• **CHALLENGE 1**:
In the chaos engineering transcript, what platform are folks starting to move more loads into?

Do you just configure routing or take change?
How does this typically work?
Yeah, it depends.
Like if you are subscribed to an actual chaos tool,
so there's a handful available,
some open source solutions as well.
There'll be often an agent that works on the host
that will get in the middle of the traffic
and either pull the traffic off the wire
and dev null it or whatever from that perspective
so that it never gets up the stack into the application
and blocks it that way to sort of mimic those behaviors or puts delays on it,
slows it down, that kind of scenario.
So that you're not actually making live changes to the built environment.
You are really just getting in the middle of those inner machine conversations
and inflicting the chaos there.
Hey, and how many organizations did you work with
then not just using these game days to figure out where the weak spots are
and learn on how to manually react to it,
but how many are in a state where they
already start to test their auto remediation, like really figuring out, hey, we actually
have some auto remediation in place, meaning our monitoring detects a problem and is then
triggering a script to, I don't know, fix a certain thing like redirecting traffic to
a different system or something like this.
Do you have an idea of how many organizations are that mature to actually have all the remediation
scripts in place that they test with this?
It feels like that stuff's really just getting started, or I will say maybe just getting
restarted.
Because those are the kinds of things that kind of have to get rebuilt every time you
change an infrastructure paradigm.
It's like you kind of understood what was going on when we all had virtual machines
and powerful load balancers and what happened to have had to happen there.
And then you have like containers and what you can do there, redeploying a container,
moving that load around.
Now that we're in, folks are starting to move more loads into something like Kubernetes.
There's like another set of solutions that need to get built around those components and what decisions folks want to make about expanding a pod or moving
a pod or whatever they're going to do with it. So I think we're kind of in a place where the folks
that are leading the charge into Kubernetes are just getting that stuff built. And folks that are
more well understood, or I don't want to use the term legacy or vintage, but like more established practices are already well on their way with a lot of that stuff.
So it really varies on and it's one of those ironic things where like the old stuff might have the best auto remediation because they know all they have to do is go in and poke that thing and it's fine versus what kind of sophisticated solution do we want to leverage in our newer environments?
So it widely varies for auto remediation around different kinds of infrastructure and it varies for different kinds of runtimes.

• **CHALLENGE 2**:
Please restate word for word the part of the rows that opens with the first row and closes with the row containing "header-line: (1-BED) [516, 669, 561, 685]", both included.

• **PROVIDED DATA**:
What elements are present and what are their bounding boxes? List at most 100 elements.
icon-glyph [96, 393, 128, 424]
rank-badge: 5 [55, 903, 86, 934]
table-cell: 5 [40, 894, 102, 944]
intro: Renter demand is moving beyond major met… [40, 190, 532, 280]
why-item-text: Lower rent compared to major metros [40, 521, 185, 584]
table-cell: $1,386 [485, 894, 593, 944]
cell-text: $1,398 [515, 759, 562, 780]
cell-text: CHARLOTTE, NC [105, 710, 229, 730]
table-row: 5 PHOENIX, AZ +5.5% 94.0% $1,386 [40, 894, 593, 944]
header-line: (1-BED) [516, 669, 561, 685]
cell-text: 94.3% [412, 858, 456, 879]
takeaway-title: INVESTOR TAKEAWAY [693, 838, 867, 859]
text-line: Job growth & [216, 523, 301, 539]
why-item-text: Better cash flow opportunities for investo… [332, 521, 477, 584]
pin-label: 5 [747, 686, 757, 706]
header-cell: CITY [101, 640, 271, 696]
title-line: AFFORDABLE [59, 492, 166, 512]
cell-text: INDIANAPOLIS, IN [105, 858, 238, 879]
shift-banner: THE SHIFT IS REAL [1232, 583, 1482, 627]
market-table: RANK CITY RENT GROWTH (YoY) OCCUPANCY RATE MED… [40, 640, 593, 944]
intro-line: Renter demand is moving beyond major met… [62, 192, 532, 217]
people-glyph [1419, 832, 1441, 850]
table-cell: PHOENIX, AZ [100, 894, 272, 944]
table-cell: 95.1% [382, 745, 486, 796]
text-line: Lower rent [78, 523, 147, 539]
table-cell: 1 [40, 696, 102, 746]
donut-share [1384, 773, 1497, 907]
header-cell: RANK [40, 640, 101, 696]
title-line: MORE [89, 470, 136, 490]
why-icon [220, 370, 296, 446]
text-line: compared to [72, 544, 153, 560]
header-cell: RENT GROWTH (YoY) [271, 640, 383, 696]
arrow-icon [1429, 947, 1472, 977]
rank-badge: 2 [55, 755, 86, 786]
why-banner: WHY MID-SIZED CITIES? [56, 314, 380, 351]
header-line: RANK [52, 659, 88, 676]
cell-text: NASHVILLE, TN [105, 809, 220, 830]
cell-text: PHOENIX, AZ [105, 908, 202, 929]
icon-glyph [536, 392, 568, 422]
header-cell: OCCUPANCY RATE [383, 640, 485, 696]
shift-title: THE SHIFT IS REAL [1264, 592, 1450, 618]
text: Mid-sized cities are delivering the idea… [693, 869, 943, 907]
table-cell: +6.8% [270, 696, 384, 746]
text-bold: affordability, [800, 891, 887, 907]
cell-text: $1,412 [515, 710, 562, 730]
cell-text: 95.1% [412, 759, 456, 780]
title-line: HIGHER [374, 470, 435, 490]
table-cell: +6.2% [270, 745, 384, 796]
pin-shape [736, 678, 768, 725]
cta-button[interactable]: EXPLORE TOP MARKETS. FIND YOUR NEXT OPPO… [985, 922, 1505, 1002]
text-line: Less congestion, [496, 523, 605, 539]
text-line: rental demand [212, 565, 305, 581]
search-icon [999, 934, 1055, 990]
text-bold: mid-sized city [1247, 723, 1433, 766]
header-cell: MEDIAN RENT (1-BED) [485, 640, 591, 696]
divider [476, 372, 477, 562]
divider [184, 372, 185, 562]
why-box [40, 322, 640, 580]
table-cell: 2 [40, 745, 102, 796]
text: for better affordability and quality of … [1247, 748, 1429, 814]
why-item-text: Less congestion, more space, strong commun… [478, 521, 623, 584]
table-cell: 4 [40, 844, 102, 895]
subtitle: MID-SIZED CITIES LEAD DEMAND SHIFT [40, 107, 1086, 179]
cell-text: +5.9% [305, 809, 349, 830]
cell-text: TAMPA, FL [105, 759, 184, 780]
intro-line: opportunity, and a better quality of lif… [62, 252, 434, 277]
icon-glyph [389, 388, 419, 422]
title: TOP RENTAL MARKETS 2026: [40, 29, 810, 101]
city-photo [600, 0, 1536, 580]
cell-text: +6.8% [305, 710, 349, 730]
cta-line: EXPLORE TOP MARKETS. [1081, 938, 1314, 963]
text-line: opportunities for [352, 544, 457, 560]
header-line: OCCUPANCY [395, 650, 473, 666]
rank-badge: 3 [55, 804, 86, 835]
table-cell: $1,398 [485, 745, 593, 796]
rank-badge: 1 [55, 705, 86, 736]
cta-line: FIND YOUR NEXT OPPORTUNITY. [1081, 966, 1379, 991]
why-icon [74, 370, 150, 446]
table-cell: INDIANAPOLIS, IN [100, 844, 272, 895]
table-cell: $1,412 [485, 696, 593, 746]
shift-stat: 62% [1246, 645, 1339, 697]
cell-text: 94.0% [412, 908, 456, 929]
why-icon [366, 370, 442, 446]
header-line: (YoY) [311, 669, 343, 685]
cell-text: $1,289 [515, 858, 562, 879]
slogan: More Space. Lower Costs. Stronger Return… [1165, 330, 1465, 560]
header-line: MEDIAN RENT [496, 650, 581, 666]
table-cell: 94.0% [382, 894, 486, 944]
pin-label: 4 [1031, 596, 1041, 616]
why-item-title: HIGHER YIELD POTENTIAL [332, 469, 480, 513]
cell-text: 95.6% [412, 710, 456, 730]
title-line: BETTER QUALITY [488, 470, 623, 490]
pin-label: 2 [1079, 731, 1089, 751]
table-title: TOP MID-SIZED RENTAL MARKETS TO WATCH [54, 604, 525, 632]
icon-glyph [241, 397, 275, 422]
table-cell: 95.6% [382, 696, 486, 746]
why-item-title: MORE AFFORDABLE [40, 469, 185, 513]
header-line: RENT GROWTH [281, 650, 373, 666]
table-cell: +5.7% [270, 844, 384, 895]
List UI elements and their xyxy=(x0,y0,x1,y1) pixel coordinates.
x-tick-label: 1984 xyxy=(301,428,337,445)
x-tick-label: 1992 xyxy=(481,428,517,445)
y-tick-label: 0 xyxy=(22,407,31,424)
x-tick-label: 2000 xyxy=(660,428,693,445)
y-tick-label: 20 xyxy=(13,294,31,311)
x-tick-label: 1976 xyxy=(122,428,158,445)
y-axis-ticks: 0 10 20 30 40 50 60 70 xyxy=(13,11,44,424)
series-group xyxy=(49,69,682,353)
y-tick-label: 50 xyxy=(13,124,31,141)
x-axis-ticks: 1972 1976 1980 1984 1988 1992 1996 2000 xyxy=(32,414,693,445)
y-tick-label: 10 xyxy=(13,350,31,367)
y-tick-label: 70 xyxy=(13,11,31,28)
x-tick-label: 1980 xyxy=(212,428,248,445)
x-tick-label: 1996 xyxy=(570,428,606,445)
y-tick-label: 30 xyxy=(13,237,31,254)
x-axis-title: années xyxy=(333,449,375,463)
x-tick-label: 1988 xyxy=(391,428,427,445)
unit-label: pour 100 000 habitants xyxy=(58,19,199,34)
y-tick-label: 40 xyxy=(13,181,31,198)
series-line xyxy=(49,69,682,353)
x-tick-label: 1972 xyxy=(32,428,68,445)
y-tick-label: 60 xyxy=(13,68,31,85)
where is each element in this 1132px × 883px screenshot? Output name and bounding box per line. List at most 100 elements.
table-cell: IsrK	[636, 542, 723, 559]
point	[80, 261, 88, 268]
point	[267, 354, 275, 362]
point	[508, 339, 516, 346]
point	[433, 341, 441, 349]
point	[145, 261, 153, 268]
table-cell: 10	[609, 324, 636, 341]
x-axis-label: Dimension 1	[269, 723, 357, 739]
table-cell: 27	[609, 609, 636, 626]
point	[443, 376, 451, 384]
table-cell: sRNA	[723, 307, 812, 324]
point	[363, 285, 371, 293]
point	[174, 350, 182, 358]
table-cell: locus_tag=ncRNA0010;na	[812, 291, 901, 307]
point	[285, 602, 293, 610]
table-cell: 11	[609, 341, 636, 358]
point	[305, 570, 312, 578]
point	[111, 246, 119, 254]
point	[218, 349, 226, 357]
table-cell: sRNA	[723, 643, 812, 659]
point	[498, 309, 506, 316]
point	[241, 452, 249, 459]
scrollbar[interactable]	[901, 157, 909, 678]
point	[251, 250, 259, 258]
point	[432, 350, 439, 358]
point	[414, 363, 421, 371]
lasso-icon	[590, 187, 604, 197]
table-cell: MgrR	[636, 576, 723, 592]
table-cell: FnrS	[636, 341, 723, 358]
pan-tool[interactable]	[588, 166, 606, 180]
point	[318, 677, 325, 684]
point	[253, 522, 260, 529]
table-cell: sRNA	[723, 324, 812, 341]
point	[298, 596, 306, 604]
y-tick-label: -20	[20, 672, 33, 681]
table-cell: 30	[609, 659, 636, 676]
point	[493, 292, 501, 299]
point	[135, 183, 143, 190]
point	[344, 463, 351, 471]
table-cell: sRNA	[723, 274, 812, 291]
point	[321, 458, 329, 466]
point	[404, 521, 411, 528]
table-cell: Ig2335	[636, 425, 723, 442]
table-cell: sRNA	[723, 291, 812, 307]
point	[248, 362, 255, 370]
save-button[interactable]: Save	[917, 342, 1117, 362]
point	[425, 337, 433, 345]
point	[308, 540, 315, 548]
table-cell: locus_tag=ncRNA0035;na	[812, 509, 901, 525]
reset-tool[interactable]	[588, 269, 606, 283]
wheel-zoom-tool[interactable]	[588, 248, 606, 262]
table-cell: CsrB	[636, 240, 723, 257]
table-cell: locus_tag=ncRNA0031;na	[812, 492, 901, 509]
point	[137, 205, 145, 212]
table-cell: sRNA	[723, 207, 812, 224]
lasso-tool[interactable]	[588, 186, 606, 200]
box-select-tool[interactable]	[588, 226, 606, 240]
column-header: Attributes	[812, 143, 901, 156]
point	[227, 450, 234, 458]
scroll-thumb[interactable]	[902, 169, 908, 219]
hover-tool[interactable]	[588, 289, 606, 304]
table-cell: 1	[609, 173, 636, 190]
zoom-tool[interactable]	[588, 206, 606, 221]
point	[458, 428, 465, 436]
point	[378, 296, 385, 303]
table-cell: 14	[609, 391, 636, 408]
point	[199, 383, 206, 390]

• **PROBLEM SOLUTION 1**:
Kubernetes

• **PROBLEM SOLUTION 2**:
What elements are present and what are their bounding boxes? List at most 100 elements.
icon-glyph [96, 393, 128, 424]
rank-badge: 5 [55, 903, 86, 934]
table-cell: 5 [40, 894, 102, 944]
intro: Renter demand is moving beyond major met… [40, 190, 532, 280]
why-item-text: Lower rent compared to major metros [40, 521, 185, 584]
table-cell: $1,386 [485, 894, 593, 944]
cell-text: $1,398 [515, 759, 562, 780]
cell-text: CHARLOTTE, NC [105, 710, 229, 730]
table-row: 5 PHOENIX, AZ +5.5% 94.0% $1,386 [40, 894, 593, 944]
header-line: (1-BED) [516, 669, 561, 685]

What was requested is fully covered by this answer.